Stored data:
§
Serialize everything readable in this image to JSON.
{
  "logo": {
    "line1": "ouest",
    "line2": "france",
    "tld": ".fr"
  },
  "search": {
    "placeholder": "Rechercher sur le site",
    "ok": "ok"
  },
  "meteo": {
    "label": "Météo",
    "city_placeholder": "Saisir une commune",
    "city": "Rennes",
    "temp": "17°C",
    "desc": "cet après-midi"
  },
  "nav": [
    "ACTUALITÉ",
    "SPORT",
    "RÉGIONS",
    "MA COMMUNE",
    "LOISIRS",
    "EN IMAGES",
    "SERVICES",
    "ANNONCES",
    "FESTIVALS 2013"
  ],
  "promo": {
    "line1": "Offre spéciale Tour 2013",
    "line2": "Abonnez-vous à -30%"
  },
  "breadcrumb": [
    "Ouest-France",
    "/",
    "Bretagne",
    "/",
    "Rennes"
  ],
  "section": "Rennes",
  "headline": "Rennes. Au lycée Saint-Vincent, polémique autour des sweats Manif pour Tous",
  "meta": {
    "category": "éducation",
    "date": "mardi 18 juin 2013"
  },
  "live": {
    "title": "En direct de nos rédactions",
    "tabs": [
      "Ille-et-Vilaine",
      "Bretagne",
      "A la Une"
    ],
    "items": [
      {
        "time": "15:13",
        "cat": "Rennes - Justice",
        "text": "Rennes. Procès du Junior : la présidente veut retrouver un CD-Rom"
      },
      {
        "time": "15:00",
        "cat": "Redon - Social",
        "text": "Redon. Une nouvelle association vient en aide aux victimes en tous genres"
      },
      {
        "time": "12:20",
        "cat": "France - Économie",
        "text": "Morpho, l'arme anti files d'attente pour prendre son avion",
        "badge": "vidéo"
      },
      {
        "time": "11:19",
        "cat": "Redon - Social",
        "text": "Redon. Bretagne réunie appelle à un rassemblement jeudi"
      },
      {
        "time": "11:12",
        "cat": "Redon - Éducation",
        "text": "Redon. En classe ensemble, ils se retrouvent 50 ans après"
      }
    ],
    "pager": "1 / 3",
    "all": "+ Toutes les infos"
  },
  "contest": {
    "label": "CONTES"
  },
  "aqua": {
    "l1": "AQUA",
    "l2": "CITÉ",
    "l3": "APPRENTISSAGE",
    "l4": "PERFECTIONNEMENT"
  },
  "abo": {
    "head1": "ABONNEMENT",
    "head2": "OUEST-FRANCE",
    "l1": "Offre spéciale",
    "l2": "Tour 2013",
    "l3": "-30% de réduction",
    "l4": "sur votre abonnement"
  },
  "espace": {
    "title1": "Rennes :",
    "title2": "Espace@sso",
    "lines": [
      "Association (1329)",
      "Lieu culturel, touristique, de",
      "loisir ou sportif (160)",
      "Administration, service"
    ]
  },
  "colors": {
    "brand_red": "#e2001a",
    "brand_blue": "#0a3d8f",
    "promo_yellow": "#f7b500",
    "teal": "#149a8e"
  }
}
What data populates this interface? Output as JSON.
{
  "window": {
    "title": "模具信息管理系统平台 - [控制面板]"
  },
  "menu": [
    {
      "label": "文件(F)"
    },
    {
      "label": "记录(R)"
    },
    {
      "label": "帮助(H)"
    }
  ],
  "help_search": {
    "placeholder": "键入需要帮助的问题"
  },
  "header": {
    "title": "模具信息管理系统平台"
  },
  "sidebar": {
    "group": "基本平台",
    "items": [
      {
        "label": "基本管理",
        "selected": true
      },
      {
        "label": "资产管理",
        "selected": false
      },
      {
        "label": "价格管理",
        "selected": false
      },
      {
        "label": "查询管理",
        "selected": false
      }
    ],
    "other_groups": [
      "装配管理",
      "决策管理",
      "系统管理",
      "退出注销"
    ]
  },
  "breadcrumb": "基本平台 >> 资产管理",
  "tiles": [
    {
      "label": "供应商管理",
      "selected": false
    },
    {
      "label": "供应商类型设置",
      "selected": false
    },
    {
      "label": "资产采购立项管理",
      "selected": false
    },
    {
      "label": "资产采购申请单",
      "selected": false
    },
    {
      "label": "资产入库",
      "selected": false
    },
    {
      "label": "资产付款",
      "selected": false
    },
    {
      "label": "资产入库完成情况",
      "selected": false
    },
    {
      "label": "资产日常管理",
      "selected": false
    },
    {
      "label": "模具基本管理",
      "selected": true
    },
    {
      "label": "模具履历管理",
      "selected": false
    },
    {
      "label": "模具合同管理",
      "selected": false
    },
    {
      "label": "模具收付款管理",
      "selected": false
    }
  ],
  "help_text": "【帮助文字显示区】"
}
§
:: WORK TO COMPLETE ::
Write out the material from the first line to the last, exactly.

:: FULL OUTPUT ::
Serialize everything readable in this image to JSON.
{
  "logo": {
    "line1": "ouest",
    "line2": "france",
    "tld": ".fr"
  },
  "search": {
    "placeholder": "Rechercher sur le site",
    "ok": "ok"
  },
  "meteo": {
    "label": "Météo",
    "city_placeholder": "Saisir une commune",
    "city": "Rennes",
    "temp": "17°C",
    "desc": "cet après-midi"
  },
  "nav": [
    "ACTUALITÉ",
    "SPORT",
    "RÉGIONS",
    "MA COMMUNE",
    "LOISIRS",
    "EN IMAGES",
    "SERVICES",
    "ANNONCES",
    "FESTIVALS 2013"
  ],
  "promo": {
    "line1": "Offre spéciale Tour 2013",
    "line2": "Abonnez-vous à -30%"
  },
  "breadcrumb": [
    "Ouest-France",
    "/",
    "Bretagne",
    "/",
    "Rennes"
  ],
  "section": "Rennes",
  "headline": "Rennes. Au lycée Saint-Vincent, polémique autour des sweats Manif pour Tous",
  "meta": {
    "category": "éducation",
    "date": "mardi 18 juin 2013"
  },
  "live": {
    "title": "En direct de nos rédactions",
    "tabs": [
      "Ille-et-Vilaine",
      "Bretagne",
      "A la Une"
    ],
    "items": [
      {
        "time": "15:13",
        "cat": "Rennes - Justice",
        "text": "Rennes. Procès du Junior : la présidente veut retrouver un CD-Rom"
      },
      {
        "time": "15:00",
        "cat": "Redon - Social",
        "text": "Redon. Une nouvelle association vient en aide aux victimes en tous genres"
      },
      {
        "time": "12:20",
        "cat": "France - Économie",
        "text": "Morpho, l'arme anti files d'attente pour prendre son avion",
        "badge": "vidéo"
      },
      {
        "time": "11:19",
        "cat": "Redon - Social",
        "text": "Redon. Bretagne réunie appelle à un rassemblement jeudi"
      },
      {
        "time": "11:12",
        "cat": "Redon - Éducation",
        "text": "Redon. En classe ensemble, ils se retrouvent 50 ans après"
      }
    ],
    "pager": "1 / 3",
    "all": "+ Toutes les infos"
  },
  "contest": {
    "label": "CONTES"
  },
  "aqua": {
    "l1": "AQUA",
    "l2": "CITÉ",
    "l3": "APPRENTISSAGE",
    "l4": "PERFECTIONNEMENT"
  },
  "abo": {
    "head1": "ABONNEMENT",
    "head2": "OUEST-FRANCE",
    "l1": "Offre spéciale",
    "l2": "Tour 2013",
    "l3": "-30% de réduction",
    "l4": "sur votre abonnement"
  },
  "espace": {
    "title1": "Rennes :",
    "title2": "Espace@sso",
    "lines": [
      "Association (1329)",
      "Lieu culturel, touristique, de",
      "loisir ou sportif (160)",
      "Administration, service"
    ]
  },
  "colors": {
    "brand_red": "#e2001a",
    "brand_blue": "#0a3d8f",
    "promo_yellow": "#f7b500",
    "teal": "#149a8e"
  }
}
What data populates this interface? Output as JSON.
{
  "window": {
    "title": "模具信息管理系统平台 - [控制面板]"
  },
  "menu": [
    {
      "label": "文件(F)"
    },
    {
      "label": "记录(R)"
    },
    {
      "label": "帮助(H)"
    }
  ],
  "help_search": {
    "placeholder": "键入需要帮助的问题"
  },
  "header": {
    "title": "模具信息管理系统平台"
  },
  "sidebar": {
    "group": "基本平台",
    "items": [
      {
        "label": "基本管理",
        "selected": true
      },
      {
        "label": "资产管理",
        "selected": false
      },
      {
        "label": "价格管理",
        "selected": false
      },
      {
        "label": "查询管理",
        "selected": false
      }
    ],
    "other_groups": [
      "装配管理",
      "决策管理",
      "系统管理",
      "退出注销"
    ]
  },
  "breadcrumb": "基本平台 >> 资产管理",
  "tiles": [
    {
      "label": "供应商管理",
      "selected": false
    },
    {
      "label": "供应商类型设置",
      "selected": false
    },
    {
      "label": "资产采购立项管理",
      "selected": false
    },
    {
      "label": "资产采购申请单",
      "selected": false
    },
    {
      "label": "资产入库",
      "selected": false
    },
    {
      "label": "资产付款",
      "selected": false
    },
    {
      "label": "资产入库完成情况",
      "selected": false
    },
    {
      "label": "资产日常管理",
      "selected": false
    },
    {
      "label": "模具基本管理",
      "selected": true
    },
    {
      "label": "模具履历管理",
      "selected": false
    },
    {
      "label": "模具合同管理",
      "selected": false
    },
    {
      "label": "模具收付款管理",
      "selected": false
    }
  ],
  "help_text": "【帮助文字显示区】"
}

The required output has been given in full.